__Task prompt__:
Extract every entry word for word.
— BEGIN Exercise inputs —
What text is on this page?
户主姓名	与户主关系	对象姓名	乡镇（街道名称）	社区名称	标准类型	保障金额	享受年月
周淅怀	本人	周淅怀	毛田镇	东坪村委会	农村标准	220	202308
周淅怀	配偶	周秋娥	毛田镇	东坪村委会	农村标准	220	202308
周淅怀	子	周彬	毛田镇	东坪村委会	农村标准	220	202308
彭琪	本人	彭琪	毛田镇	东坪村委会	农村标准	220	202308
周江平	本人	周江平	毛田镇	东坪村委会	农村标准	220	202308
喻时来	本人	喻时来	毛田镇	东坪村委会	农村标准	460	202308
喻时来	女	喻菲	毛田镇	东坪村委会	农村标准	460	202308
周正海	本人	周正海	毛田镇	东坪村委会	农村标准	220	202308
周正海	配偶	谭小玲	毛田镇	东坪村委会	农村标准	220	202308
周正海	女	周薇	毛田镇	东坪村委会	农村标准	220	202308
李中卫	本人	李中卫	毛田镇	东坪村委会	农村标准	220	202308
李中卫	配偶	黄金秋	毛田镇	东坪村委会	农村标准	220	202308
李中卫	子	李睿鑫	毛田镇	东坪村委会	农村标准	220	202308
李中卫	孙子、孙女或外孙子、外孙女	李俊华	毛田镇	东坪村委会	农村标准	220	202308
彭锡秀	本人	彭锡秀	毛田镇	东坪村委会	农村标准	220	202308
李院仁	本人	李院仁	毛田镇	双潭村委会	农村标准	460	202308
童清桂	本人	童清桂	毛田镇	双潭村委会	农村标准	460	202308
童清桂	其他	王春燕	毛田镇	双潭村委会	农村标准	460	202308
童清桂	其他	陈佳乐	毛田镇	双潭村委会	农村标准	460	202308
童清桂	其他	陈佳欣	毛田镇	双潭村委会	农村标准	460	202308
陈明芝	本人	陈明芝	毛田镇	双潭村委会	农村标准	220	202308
— END Exercise inputs —
__Exercise answer__:
What text is on this page?
户主姓名	与户主关系	对象姓名	乡镇（街道名称）	社区名称	标准类型	保障金额	享受年月
周淅怀	本人	周淅怀	毛田镇	东坪村委会	农村标准	220	202308
周淅怀	配偶	周秋娥	毛田镇	东坪村委会	农村标准	220	202308
周淅怀	子	周彬	毛田镇	东坪村委会	农村标准	220	202308
彭琪	本人	彭琪	毛田镇	东坪村委会	农村标准	220	202308
周江平	本人	周江平	毛田镇	东坪村委会	农村标准	220	202308
喻时来	本人	喻时来	毛田镇	东坪村委会	农村标准	460	202308
喻时来	女	喻菲	毛田镇	东坪村委会	农村标准	460	202308
周正海	本人	周正海	毛田镇	东坪村委会	农村标准	220	202308
周正海	配偶	谭小玲	毛田镇	东坪村委会	农村标准	220	202308
周正海	女	周薇	毛田镇	东坪村委会	农村标准	220	202308
李中卫	本人	李中卫	毛田镇	东坪村委会	农村标准	220	202308
李中卫	配偶	黄金秋	毛田镇	东坪村委会	农村标准	220	202308
李中卫	子	李睿鑫	毛田镇	东坪村委会	农村标准	220	202308
李中卫	孙子、孙女或外孙子、外孙女	李俊华	毛田镇	东坪村委会	农村标准	220	202308
彭锡秀	本人	彭锡秀	毛田镇	东坪村委会	农村标准	220	202308
李院仁	本人	李院仁	毛田镇	双潭村委会	农村标准	460	202308
童清桂	本人	童清桂	毛田镇	双潭村委会	农村标准	460	202308
童清桂	其他	王春燕	毛田镇	双潭村委会	农村标准	460	202308
童清桂	其他	陈佳乐	毛田镇	双潭村委会	农村标准	460	202308
童清桂	其他	陈佳欣	毛田镇	双潭村委会	农村标准	460	202308
陈明芝	本人	陈明芝	毛田镇	双潭村委会	农村标准	220	202308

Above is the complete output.